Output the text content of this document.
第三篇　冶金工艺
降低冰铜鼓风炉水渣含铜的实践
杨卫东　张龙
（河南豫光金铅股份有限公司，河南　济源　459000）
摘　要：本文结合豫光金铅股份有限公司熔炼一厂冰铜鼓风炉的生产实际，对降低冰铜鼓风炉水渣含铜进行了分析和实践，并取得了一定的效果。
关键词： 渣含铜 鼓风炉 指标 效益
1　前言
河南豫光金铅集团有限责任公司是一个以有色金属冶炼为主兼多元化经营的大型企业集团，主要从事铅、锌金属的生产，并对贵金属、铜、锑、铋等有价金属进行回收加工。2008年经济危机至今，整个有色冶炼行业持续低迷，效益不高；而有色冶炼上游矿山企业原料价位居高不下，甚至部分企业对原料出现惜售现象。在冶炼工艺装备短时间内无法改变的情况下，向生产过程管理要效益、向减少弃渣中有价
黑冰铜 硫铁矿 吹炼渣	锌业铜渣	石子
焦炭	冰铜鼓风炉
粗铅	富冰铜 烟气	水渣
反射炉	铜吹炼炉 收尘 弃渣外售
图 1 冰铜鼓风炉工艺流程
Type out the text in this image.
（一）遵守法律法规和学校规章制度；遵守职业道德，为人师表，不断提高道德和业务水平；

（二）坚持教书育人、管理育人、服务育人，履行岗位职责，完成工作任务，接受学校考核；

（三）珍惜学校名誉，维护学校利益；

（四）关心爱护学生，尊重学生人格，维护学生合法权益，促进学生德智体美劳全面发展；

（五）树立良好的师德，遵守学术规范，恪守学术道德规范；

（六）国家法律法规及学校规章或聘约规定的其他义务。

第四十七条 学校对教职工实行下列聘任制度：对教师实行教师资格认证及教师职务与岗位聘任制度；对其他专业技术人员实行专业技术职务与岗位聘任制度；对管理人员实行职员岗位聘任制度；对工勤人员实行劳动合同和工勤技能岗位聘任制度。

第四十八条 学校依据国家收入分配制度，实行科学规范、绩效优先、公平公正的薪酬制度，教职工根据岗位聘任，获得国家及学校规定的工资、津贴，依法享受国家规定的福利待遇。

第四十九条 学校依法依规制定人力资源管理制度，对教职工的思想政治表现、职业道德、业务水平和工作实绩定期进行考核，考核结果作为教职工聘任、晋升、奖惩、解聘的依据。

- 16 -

What to work on – Reproduce the records word for word.

Solved exercise –
Output the text content of this document.
第三篇　冶金工艺
降低冰铜鼓风炉水渣含铜的实践
杨卫东　张龙
（河南豫光金铅股份有限公司，河南　济源　459000）
摘　要：本文结合豫光金铅股份有限公司熔炼一厂冰铜鼓风炉的生产实际，对降低冰铜鼓风炉水渣含铜进行了分析和实践，并取得了一定的效果。
关键词： 渣含铜 鼓风炉 指标 效益
1　前言
河南豫光金铅集团有限责任公司是一个以有色金属冶炼为主兼多元化经营的大型企业集团，主要从事铅、锌金属的生产，并对贵金属、铜、锑、铋等有价金属进行回收加工。2008年经济危机至今，整个有色冶炼行业持续低迷，效益不高；而有色冶炼上游矿山企业原料价位居高不下，甚至部分企业对原料出现惜售现象。在冶炼工艺装备短时间内无法改变的情况下，向生产过程管理要效益、向减少弃渣中有价
黑冰铜 硫铁矿 吹炼渣	锌业铜渣	石子
焦炭	冰铜鼓风炉
粗铅	富冰铜 烟气	水渣
反射炉	铜吹炼炉 收尘 弃渣外售
图 1 冰铜鼓风炉工艺流程
Type out the text in this image.
（一）遵守法律法规和学校规章制度；遵守职业道德，为人师表，不断提高道德和业务水平；

（二）坚持教书育人、管理育人、服务育人，履行岗位职责，完成工作任务，接受学校考核；

（三）珍惜学校名誉，维护学校利益；

（四）关心爱护学生，尊重学生人格，维护学生合法权益，促进学生德智体美劳全面发展；

（五）树立良好的师德，遵守学术规范，恪守学术道德规范；

（六）国家法律法规及学校规章或聘约规定的其他义务。

第四十七条 学校对教职工实行下列聘任制度：对教师实行教师资格认证及教师职务与岗位聘任制度；对其他专业技术人员实行专业技术职务与岗位聘任制度；对管理人员实行职员岗位聘任制度；对工勤人员实行劳动合同和工勤技能岗位聘任制度。

第四十八条 学校依据国家收入分配制度，实行科学规范、绩效优先、公平公正的薪酬制度，教职工根据岗位聘任，获得国家及学校规定的工资、津贴，依法享受国家规定的福利待遇。

第四十九条 学校依法依规制定人力资源管理制度，对教职工的思想政治表现、职业道德、业务水平和工作实绩定期进行考核，考核结果作为教职工聘任、晋升、奖惩、解聘的依据。

- 16 -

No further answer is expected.